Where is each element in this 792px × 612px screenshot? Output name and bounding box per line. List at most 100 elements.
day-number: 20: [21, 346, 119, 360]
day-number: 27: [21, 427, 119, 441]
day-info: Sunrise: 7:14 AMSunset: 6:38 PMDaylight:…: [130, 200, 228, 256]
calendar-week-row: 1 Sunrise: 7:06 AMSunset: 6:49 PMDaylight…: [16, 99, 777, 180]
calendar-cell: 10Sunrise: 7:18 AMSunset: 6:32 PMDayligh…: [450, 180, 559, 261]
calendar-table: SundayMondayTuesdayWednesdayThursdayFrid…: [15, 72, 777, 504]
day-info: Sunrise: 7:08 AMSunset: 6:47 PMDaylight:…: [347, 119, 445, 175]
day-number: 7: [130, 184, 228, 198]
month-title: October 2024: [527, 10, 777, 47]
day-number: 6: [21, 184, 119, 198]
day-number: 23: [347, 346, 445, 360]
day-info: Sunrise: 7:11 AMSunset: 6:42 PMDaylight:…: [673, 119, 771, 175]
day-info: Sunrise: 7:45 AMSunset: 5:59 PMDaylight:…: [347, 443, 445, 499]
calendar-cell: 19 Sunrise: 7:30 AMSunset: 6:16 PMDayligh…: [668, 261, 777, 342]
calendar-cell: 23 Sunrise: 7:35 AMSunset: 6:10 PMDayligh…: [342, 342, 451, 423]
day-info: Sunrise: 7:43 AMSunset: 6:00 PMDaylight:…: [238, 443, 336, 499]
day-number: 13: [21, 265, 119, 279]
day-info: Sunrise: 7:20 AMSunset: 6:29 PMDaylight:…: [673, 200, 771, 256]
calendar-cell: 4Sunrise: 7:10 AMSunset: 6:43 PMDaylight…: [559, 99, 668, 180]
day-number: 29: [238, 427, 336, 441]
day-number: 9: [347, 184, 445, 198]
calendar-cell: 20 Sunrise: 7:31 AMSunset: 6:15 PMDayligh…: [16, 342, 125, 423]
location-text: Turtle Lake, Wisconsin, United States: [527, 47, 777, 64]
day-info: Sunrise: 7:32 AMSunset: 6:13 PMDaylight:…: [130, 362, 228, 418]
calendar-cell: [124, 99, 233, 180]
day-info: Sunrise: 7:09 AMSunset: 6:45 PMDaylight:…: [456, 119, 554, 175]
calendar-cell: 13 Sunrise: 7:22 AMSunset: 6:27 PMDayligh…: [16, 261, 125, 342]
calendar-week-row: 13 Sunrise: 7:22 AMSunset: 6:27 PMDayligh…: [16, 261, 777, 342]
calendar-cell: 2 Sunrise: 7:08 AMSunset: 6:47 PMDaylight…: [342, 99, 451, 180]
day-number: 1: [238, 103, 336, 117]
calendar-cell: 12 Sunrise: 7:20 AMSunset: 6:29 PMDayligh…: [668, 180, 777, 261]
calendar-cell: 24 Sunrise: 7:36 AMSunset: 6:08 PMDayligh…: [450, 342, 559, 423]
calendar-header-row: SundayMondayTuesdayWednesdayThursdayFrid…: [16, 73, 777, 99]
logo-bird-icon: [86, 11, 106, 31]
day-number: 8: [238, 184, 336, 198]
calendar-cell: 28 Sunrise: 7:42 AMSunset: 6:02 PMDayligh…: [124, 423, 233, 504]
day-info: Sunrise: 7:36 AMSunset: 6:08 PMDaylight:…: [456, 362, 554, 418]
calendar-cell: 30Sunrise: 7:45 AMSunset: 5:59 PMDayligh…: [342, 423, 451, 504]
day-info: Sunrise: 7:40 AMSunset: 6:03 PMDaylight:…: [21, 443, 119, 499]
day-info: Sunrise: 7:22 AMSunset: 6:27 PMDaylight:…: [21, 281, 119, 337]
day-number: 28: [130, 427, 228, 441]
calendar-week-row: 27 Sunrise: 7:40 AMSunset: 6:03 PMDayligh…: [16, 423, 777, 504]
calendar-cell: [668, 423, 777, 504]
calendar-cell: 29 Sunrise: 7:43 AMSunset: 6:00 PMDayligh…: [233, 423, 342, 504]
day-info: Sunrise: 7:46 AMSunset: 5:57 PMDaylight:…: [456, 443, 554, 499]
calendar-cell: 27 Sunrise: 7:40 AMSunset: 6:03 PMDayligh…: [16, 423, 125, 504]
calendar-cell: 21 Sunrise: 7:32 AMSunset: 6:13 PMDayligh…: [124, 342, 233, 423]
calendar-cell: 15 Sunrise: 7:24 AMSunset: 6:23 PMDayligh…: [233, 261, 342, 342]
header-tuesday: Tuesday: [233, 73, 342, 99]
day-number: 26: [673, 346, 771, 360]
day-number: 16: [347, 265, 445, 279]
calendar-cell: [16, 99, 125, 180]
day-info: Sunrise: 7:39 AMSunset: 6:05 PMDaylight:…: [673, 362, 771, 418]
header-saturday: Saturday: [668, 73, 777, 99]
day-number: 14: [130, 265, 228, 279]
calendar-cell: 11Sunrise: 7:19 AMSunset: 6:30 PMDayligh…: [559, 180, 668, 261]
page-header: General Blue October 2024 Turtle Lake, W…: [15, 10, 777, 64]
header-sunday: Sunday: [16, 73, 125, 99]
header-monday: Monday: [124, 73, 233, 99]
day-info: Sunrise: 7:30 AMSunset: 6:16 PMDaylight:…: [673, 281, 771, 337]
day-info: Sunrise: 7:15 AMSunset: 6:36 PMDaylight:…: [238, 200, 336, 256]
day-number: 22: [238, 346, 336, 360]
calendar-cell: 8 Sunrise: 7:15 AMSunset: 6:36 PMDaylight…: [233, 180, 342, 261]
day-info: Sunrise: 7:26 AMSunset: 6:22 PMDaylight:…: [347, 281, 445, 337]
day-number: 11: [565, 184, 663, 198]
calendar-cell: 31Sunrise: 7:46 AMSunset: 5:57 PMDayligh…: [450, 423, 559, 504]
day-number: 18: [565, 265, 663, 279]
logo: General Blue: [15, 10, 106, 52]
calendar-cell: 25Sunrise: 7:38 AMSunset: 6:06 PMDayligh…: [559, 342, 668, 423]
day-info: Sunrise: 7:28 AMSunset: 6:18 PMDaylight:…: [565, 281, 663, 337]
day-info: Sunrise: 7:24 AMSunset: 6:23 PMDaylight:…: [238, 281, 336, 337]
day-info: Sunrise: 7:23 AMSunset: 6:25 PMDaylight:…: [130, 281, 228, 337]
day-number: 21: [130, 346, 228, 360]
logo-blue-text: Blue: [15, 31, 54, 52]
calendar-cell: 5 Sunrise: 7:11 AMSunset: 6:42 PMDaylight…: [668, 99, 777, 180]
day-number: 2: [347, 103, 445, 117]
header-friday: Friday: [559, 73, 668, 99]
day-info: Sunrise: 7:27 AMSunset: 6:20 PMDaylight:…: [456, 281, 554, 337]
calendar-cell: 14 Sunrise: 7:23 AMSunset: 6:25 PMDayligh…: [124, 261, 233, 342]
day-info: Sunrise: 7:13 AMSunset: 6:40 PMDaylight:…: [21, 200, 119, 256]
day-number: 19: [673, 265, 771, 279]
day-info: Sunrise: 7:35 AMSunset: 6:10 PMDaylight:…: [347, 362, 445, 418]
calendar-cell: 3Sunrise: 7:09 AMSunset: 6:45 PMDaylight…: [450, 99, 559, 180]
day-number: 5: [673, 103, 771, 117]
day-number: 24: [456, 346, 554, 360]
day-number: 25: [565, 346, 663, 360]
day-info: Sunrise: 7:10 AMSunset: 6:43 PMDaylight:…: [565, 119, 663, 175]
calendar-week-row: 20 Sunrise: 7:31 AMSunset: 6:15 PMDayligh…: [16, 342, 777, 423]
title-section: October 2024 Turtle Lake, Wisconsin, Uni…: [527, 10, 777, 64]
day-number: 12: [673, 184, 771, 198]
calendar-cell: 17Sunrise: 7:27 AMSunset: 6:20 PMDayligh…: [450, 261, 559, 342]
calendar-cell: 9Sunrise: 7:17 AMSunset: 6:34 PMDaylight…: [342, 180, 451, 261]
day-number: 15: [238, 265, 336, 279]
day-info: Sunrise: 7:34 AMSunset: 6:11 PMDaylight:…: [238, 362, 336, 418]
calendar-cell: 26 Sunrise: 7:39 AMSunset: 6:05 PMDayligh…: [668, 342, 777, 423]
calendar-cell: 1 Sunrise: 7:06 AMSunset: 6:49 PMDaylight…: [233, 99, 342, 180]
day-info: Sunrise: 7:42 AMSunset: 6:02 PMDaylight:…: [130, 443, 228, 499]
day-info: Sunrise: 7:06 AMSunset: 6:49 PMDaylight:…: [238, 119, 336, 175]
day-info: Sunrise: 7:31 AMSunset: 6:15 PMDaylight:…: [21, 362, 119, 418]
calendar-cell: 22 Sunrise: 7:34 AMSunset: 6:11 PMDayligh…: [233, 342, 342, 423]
*****
Write out the records verbatim, starting at the first line and ending at the line that contains "day-number: 29: [238, 427, 336, 441]", with both of those lines included.

Where is each element in this 792px × 612px screenshot? Output name and bounding box per line. List at most 100 elements.
day-number: 20: [21, 346, 119, 360]
day-number: 27: [21, 427, 119, 441]
day-info: Sunrise: 7:14 AMSunset: 6:38 PMDaylight:…: [130, 200, 228, 256]
calendar-week-row: 1 Sunrise: 7:06 AMSunset: 6:49 PMDaylight…: [16, 99, 777, 180]
calendar-cell: 10Sunrise: 7:18 AMSunset: 6:32 PMDayligh…: [450, 180, 559, 261]
calendar-table: SundayMondayTuesdayWednesdayThursdayFrid…: [15, 72, 777, 504]
day-info: Sunrise: 7:08 AMSunset: 6:47 PMDaylight:…: [347, 119, 445, 175]
day-number: 7: [130, 184, 228, 198]
month-title: October 2024: [527, 10, 777, 47]
day-number: 6: [21, 184, 119, 198]
day-number: 23: [347, 346, 445, 360]
day-info: Sunrise: 7:11 AMSunset: 6:42 PMDaylight:…: [673, 119, 771, 175]
day-info: Sunrise: 7:45 AMSunset: 5:59 PMDaylight:…: [347, 443, 445, 499]
calendar-cell: 19 Sunrise: 7:30 AMSunset: 6:16 PMDayligh…: [668, 261, 777, 342]
calendar-cell: 23 Sunrise: 7:35 AMSunset: 6:10 PMDayligh…: [342, 342, 451, 423]
day-info: Sunrise: 7:43 AMSunset: 6:00 PMDaylight:…: [238, 443, 336, 499]
day-number: 13: [21, 265, 119, 279]
day-info: Sunrise: 7:20 AMSunset: 6:29 PMDaylight:…: [673, 200, 771, 256]
calendar-cell: 4Sunrise: 7:10 AMSunset: 6:43 PMDaylight…: [559, 99, 668, 180]
day-number: 29: [238, 427, 336, 441]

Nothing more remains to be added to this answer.